-- begin EXTRACTED DATA --
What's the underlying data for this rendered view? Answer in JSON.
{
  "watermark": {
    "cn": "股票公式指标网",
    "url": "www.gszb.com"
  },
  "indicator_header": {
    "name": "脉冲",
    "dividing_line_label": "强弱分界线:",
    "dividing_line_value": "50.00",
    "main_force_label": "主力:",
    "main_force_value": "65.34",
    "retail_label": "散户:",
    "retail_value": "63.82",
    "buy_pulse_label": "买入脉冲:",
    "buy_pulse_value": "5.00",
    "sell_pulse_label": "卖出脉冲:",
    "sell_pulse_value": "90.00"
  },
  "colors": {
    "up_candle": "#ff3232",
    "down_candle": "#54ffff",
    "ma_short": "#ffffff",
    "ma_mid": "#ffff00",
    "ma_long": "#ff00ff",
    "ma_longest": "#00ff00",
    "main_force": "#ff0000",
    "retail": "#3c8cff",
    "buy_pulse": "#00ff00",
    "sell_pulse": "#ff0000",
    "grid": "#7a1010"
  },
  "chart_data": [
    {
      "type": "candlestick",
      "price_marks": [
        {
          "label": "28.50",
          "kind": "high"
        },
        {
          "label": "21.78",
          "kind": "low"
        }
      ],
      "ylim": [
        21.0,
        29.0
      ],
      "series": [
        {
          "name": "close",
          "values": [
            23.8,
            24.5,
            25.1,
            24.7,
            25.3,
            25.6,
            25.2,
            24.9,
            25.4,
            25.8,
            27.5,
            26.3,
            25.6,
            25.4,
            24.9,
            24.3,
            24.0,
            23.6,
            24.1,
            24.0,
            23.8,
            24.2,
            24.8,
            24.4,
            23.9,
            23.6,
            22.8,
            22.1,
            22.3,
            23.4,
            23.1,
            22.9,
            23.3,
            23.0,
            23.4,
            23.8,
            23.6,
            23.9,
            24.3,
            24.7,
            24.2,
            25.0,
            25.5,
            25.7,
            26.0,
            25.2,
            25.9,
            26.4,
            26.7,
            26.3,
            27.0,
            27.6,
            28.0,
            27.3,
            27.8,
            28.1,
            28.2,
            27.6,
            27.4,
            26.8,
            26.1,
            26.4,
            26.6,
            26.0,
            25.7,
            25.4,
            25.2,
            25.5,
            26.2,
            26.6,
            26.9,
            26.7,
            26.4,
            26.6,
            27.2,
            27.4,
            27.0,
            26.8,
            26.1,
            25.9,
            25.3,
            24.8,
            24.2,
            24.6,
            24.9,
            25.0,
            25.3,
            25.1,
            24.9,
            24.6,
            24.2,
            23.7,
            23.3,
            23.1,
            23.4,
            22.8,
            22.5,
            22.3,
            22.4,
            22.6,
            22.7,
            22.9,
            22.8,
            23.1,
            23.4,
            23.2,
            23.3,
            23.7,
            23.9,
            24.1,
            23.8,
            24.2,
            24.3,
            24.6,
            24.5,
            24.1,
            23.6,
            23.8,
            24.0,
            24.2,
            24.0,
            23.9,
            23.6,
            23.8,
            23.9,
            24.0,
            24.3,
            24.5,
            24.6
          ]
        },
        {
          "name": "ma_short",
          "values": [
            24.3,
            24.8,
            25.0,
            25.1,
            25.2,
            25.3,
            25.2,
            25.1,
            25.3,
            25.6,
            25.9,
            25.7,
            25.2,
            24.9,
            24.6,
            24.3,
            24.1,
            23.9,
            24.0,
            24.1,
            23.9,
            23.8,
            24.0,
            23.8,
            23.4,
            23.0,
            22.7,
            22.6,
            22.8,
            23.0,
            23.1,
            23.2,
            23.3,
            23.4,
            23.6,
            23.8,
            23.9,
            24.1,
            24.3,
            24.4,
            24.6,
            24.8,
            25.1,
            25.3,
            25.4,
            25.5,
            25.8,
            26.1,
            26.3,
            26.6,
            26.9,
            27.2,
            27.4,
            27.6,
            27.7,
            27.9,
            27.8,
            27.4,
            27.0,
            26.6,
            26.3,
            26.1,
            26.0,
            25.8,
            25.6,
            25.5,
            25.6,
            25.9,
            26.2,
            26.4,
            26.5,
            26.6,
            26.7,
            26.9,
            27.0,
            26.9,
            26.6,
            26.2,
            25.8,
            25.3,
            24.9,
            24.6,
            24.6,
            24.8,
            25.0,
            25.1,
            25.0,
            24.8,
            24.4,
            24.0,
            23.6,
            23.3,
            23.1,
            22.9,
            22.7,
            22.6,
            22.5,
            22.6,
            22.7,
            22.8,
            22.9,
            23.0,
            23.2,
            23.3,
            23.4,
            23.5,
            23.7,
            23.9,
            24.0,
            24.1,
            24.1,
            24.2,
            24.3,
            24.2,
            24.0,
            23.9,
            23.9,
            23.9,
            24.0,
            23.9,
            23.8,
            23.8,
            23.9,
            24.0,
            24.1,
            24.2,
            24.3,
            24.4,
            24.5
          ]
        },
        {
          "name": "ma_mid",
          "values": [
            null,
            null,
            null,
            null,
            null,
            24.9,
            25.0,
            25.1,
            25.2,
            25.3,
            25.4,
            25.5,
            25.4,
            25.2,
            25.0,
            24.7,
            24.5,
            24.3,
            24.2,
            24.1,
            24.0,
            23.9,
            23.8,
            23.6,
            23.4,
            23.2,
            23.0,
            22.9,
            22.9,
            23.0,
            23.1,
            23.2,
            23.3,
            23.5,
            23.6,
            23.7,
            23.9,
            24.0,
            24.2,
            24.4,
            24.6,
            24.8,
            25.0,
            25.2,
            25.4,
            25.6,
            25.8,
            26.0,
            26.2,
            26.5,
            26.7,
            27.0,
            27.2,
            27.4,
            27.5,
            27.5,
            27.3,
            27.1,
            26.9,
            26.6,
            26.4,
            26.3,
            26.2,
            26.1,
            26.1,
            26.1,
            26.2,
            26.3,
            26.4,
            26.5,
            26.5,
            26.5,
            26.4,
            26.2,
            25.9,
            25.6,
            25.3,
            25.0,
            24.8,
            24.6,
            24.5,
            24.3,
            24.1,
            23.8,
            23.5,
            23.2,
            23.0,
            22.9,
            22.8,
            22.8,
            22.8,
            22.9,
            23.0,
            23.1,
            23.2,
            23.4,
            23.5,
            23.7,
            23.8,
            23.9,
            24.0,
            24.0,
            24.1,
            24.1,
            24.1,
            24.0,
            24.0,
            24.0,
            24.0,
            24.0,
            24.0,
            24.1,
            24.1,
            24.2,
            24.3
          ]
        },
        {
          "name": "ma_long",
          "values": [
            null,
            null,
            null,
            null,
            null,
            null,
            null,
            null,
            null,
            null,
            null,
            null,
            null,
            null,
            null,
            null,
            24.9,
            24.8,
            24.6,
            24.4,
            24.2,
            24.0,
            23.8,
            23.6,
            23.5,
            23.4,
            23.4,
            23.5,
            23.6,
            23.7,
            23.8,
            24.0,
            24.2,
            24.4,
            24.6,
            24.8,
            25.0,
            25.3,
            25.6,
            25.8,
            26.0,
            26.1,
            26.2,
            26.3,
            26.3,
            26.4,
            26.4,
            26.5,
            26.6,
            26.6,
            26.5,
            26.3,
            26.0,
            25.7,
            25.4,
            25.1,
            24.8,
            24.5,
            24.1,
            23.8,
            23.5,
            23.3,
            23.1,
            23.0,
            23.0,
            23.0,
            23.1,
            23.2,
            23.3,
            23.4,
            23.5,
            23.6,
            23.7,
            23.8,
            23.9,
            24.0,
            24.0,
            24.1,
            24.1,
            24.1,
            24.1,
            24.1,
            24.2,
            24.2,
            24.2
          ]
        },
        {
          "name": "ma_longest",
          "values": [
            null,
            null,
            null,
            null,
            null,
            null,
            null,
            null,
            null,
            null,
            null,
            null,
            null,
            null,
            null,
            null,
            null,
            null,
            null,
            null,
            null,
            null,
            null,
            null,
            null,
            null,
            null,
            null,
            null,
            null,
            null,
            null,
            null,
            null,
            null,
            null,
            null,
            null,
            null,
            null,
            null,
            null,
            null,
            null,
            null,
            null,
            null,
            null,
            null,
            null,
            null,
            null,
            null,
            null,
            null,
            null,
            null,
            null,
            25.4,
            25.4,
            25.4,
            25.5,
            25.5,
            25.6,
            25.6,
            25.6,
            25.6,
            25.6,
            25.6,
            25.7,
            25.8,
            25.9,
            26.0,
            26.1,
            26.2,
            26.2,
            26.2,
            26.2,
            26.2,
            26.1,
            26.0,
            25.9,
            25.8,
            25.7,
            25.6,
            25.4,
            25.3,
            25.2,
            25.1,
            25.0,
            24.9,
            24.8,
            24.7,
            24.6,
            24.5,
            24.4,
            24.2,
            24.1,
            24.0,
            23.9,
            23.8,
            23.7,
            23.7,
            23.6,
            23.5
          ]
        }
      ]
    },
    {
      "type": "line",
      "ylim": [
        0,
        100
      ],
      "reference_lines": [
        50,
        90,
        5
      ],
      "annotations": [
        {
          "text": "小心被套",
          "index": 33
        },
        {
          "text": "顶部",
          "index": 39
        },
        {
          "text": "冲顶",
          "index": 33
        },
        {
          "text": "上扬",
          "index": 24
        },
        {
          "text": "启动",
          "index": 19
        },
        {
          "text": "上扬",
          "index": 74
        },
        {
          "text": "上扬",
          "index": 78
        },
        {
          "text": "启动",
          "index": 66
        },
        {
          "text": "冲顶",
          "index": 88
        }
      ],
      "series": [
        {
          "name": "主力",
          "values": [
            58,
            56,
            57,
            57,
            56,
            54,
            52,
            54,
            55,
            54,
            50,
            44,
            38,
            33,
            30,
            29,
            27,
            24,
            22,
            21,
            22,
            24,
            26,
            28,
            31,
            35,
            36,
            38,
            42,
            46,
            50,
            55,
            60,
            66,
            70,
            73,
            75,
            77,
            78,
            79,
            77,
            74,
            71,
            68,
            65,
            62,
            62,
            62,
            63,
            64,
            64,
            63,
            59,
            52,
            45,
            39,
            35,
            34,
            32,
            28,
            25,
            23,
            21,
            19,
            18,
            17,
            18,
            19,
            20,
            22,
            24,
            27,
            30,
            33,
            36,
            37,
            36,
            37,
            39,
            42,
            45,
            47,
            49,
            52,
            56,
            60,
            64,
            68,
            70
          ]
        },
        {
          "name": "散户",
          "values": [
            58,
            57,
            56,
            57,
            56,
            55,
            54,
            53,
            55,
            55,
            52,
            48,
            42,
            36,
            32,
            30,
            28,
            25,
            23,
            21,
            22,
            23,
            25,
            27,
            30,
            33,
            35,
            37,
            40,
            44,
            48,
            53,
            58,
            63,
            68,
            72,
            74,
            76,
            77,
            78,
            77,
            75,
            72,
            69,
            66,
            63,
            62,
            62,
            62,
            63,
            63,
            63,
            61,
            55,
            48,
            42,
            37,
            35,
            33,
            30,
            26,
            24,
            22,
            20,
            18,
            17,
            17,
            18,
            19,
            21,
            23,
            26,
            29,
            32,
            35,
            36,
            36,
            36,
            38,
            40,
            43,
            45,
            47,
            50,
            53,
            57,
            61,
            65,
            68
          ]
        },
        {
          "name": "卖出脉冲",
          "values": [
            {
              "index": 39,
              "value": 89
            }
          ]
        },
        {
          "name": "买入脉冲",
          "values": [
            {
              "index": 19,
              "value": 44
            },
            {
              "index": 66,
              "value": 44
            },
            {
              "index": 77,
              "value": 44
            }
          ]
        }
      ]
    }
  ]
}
-- end EXTRACTED DATA --
▶ EXERCISE INSTRUCTIONS
Say how many lines in the listing above include "name". Give nothing but the number.

▶ TASK SOLUTION
10